## Exercise requirements
Print, exactly and completely, every entry in the data.

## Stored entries
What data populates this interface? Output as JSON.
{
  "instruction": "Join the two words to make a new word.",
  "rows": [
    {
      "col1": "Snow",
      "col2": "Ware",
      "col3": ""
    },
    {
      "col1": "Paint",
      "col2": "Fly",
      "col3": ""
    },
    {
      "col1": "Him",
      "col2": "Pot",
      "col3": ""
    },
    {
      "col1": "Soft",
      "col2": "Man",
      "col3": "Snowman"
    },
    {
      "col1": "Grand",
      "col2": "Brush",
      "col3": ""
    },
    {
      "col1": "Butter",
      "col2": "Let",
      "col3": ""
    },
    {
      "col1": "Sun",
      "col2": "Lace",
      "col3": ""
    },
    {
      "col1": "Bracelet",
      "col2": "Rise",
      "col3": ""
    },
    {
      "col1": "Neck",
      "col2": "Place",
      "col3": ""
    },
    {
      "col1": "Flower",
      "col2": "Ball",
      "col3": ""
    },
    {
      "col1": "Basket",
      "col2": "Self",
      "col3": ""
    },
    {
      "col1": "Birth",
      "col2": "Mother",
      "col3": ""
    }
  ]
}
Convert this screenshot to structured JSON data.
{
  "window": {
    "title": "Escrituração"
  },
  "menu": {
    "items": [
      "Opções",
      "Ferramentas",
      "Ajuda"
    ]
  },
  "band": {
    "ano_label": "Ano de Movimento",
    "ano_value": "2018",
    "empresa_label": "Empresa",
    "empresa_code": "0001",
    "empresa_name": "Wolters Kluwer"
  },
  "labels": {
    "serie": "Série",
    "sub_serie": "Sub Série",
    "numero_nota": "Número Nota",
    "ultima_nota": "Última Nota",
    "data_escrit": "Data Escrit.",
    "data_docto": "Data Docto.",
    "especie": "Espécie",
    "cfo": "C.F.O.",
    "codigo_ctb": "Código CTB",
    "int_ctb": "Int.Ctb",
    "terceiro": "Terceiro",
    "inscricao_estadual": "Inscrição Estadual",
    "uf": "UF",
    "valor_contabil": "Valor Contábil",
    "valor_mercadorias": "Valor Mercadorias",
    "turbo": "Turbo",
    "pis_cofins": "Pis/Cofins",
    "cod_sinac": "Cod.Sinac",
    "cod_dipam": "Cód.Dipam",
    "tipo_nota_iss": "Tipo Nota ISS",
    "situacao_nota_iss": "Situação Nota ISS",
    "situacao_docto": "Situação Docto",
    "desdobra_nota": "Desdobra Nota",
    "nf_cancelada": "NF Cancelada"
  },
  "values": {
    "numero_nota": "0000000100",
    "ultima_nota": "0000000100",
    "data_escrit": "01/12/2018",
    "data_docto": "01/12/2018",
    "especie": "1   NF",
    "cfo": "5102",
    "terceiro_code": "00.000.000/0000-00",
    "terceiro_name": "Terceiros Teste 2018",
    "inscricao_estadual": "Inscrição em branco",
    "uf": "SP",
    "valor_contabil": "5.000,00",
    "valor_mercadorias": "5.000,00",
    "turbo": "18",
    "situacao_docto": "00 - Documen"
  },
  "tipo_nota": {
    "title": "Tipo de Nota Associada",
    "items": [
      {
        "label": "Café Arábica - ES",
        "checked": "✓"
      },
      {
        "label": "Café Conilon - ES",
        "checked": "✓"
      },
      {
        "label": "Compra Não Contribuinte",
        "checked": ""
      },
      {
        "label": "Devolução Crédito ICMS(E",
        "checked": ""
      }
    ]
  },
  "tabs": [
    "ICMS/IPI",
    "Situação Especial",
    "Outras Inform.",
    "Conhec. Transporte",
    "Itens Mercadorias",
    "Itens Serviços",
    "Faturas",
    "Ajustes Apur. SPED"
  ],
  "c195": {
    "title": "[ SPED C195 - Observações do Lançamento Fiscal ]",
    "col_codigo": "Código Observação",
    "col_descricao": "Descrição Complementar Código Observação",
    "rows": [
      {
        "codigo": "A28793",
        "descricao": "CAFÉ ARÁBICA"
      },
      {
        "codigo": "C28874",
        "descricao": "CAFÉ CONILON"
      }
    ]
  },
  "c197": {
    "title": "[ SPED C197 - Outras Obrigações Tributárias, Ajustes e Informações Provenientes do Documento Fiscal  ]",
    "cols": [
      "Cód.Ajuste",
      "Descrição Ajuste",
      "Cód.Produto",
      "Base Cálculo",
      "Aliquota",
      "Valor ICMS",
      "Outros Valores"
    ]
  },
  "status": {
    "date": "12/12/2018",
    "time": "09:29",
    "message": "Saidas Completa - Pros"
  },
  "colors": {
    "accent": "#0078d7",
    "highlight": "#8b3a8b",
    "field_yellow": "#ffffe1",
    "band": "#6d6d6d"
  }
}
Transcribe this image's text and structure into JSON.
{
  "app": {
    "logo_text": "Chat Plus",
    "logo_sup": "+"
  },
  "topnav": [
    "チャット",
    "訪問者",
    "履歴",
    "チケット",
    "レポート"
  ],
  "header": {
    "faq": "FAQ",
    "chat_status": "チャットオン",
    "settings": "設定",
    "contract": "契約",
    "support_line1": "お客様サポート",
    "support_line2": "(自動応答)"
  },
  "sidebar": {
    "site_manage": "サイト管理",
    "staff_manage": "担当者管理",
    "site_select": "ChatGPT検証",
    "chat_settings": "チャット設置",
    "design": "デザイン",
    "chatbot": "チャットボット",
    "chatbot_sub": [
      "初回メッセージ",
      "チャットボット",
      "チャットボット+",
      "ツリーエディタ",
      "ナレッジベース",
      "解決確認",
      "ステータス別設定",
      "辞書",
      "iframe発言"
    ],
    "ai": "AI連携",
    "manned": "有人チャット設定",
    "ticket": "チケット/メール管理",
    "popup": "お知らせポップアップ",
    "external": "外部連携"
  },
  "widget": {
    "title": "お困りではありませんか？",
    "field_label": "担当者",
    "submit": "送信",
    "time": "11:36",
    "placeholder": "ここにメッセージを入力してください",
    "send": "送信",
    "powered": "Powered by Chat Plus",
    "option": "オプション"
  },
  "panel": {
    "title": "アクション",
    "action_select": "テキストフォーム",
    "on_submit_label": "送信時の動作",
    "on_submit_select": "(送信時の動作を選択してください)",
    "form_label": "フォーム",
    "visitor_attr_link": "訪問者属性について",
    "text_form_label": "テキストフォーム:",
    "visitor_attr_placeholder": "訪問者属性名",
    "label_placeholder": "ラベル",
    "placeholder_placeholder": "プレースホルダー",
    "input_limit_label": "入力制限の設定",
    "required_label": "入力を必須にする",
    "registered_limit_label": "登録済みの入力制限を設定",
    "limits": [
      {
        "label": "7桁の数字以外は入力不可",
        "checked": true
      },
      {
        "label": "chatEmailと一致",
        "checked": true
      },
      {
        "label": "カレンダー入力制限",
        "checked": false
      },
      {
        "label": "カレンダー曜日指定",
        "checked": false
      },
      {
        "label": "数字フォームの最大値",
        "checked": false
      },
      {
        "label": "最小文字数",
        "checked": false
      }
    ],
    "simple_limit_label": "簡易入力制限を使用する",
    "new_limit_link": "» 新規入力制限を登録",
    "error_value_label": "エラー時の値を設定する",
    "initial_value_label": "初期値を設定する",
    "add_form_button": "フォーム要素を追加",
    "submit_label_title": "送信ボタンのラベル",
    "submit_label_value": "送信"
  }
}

## The completed task
What data populates this interface? Output as JSON.
{
  "instruction": "Join the two words to make a new word.",
  "rows": [
    {
      "col1": "Snow",
      "col2": "Ware",
      "col3": ""
    },
    {
      "col1": "Paint",
      "col2": "Fly",
      "col3": ""
    },
    {
      "col1": "Him",
      "col2": "Pot",
      "col3": ""
    },
    {
      "col1": "Soft",
      "col2": "Man",
      "col3": "Snowman"
    },
    {
      "col1": "Grand",
      "col2": "Brush",
      "col3": ""
    },
    {
      "col1": "Butter",
      "col2": "Let",
      "col3": ""
    },
    {
      "col1": "Sun",
      "col2": "Lace",
      "col3": ""
    },
    {
      "col1": "Bracelet",
      "col2": "Rise",
      "col3": ""
    },
    {
      "col1": "Neck",
      "col2": "Place",
      "col3": ""
    },
    {
      "col1": "Flower",
      "col2": "Ball",
      "col3": ""
    },
    {
      "col1": "Basket",
      "col2": "Self",
      "col3": ""
    },
    {
      "col1": "Birth",
      "col2": "Mother",
      "col3": ""
    }
  ]
}
Convert this screenshot to structured JSON data.
{
  "window": {
    "title": "Escrituração"
  },
  "menu": {
    "items": [
      "Opções",
      "Ferramentas",
      "Ajuda"
    ]
  },
  "band": {
    "ano_label": "Ano de Movimento",
    "ano_value": "2018",
    "empresa_label": "Empresa",
    "empresa_code": "0001",
    "empresa_name": "Wolters Kluwer"
  },
  "labels": {
    "serie": "Série",
    "sub_serie": "Sub Série",
    "numero_nota": "Número Nota",
    "ultima_nota": "Última Nota",
    "data_escrit": "Data Escrit.",
    "data_docto": "Data Docto.",
    "especie": "Espécie",
    "cfo": "C.F.O.",
    "codigo_ctb": "Código CTB",
    "int_ctb": "Int.Ctb",
    "terceiro": "Terceiro",
    "inscricao_estadual": "Inscrição Estadual",
    "uf": "UF",
    "valor_contabil": "Valor Contábil",
    "valor_mercadorias": "Valor Mercadorias",
    "turbo": "Turbo",
    "pis_cofins": "Pis/Cofins",
    "cod_sinac": "Cod.Sinac",
    "cod_dipam": "Cód.Dipam",
    "tipo_nota_iss": "Tipo Nota ISS",
    "situacao_nota_iss": "Situação Nota ISS",
    "situacao_docto": "Situação Docto",
    "desdobra_nota": "Desdobra Nota",
    "nf_cancelada": "NF Cancelada"
  },
  "values": {
    "numero_nota": "0000000100",
    "ultima_nota": "0000000100",
    "data_escrit": "01/12/2018",
    "data_docto": "01/12/2018",
    "especie": "1   NF",
    "cfo": "5102",
    "terceiro_code": "00.000.000/0000-00",
    "terceiro_name": "Terceiros Teste 2018",
    "inscricao_estadual": "Inscrição em branco",
    "uf": "SP",
    "valor_contabil": "5.000,00",
    "valor_mercadorias": "5.000,00",
    "turbo": "18",
    "situacao_docto": "00 - Documen"
  },
  "tipo_nota": {
    "title": "Tipo de Nota Associada",
    "items": [
      {
        "label": "Café Arábica - ES",
        "checked": "✓"
      },
      {
        "label": "Café Conilon - ES",
        "checked": "✓"
      },
      {
        "label": "Compra Não Contribuinte",
        "checked": ""
      },
      {
        "label": "Devolução Crédito ICMS(E",
        "checked": ""
      }
    ]
  },
  "tabs": [
    "ICMS/IPI",
    "Situação Especial",
    "Outras Inform.",
    "Conhec. Transporte",
    "Itens Mercadorias",
    "Itens Serviços",
    "Faturas",
    "Ajustes Apur. SPED"
  ],
  "c195": {
    "title": "[ SPED C195 - Observações do Lançamento Fiscal ]",
    "col_codigo": "Código Observação",
    "col_descricao": "Descrição Complementar Código Observação",
    "rows": [
      {
        "codigo": "A28793",
        "descricao": "CAFÉ ARÁBICA"
      },
      {
        "codigo": "C28874",
        "descricao": "CAFÉ CONILON"
      }
    ]
  },
  "c197": {
    "title": "[ SPED C197 - Outras Obrigações Tributárias, Ajustes e Informações Provenientes do Documento Fiscal  ]",
    "cols": [
      "Cód.Ajuste",
      "Descrição Ajuste",
      "Cód.Produto",
      "Base Cálculo",
      "Aliquota",
      "Valor ICMS",
      "Outros Valores"
    ]
  },
  "status": {
    "date": "12/12/2018",
    "time": "09:29",
    "message": "Saidas Completa - Pros"
  },
  "colors": {
    "accent": "#0078d7",
    "highlight": "#8b3a8b",
    "field_yellow": "#ffffe1",
    "band": "#6d6d6d"
  }
}
Transcribe this image's text and structure into JSON.
{
  "app": {
    "logo_text": "Chat Plus",
    "logo_sup": "+"
  },
  "topnav": [
    "チャット",
    "訪問者",
    "履歴",
    "チケット",
    "レポート"
  ],
  "header": {
    "faq": "FAQ",
    "chat_status": "チャットオン",
    "settings": "設定",
    "contract": "契約",
    "support_line1": "お客様サポート",
    "support_line2": "(自動応答)"
  },
  "sidebar": {
    "site_manage": "サイト管理",
    "staff_manage": "担当者管理",
    "site_select": "ChatGPT検証",
    "chat_settings": "チャット設置",
    "design": "デザイン",
    "chatbot": "チャットボット",
    "chatbot_sub": [
      "初回メッセージ",
      "チャットボット",
      "チャットボット+",
      "ツリーエディタ",
      "ナレッジベース",
      "解決確認",
      "ステータス別設定",
      "辞書",
      "iframe発言"
    ],
    "ai": "AI連携",
    "manned": "有人チャット設定",
    "ticket": "チケット/メール管理",
    "popup": "お知らせポップアップ",
    "external": "外部連携"
  },
  "widget": {
    "title": "お困りではありませんか？",
    "field_label": "担当者",
    "submit": "送信",
    "time": "11:36",
    "placeholder": "ここにメッセージを入力してください",
    "send": "送信",
    "powered": "Powered by Chat Plus",
    "option": "オプション"
  },
  "panel": {
    "title": "アクション",
    "action_select": "テキストフォーム",
    "on_submit_label": "送信時の動作",
    "on_submit_select": "(送信時の動作を選択してください)",
    "form_label": "フォーム",
    "visitor_attr_link": "訪問者属性について",
    "text_form_label": "テキストフォーム:",
    "visitor_attr_placeholder": "訪問者属性名",
    "label_placeholder": "ラベル",
    "placeholder_placeholder": "プレースホルダー",
    "input_limit_label": "入力制限の設定",
    "required_label": "入力を必須にする",
    "registered_limit_label": "登録済みの入力制限を設定",
    "limits": [
      {
        "label": "7桁の数字以外は入力不可",
        "checked": true
      },
      {
        "label": "chatEmailと一致",
        "checked": true
      },
      {
        "label": "カレンダー入力制限",
        "checked": false
      },
      {
        "label": "カレンダー曜日指定",
        "checked": false
      },
      {
        "label": "数字フォームの最大値",
        "checked": false
      },
      {
        "label": "最小文字数",
        "checked": false
      }
    ],
    "simple_limit_label": "簡易入力制限を使用する",
    "new_limit_link": "» 新規入力制限を登録",
    "error_value_label": "エラー時の値を設定する",
    "initial_value_label": "初期値を設定する",
    "add_form_button": "フォーム要素を追加",
    "submit_label_title": "送信ボタンのラベル",
    "submit_label_value": "送信"
  }
}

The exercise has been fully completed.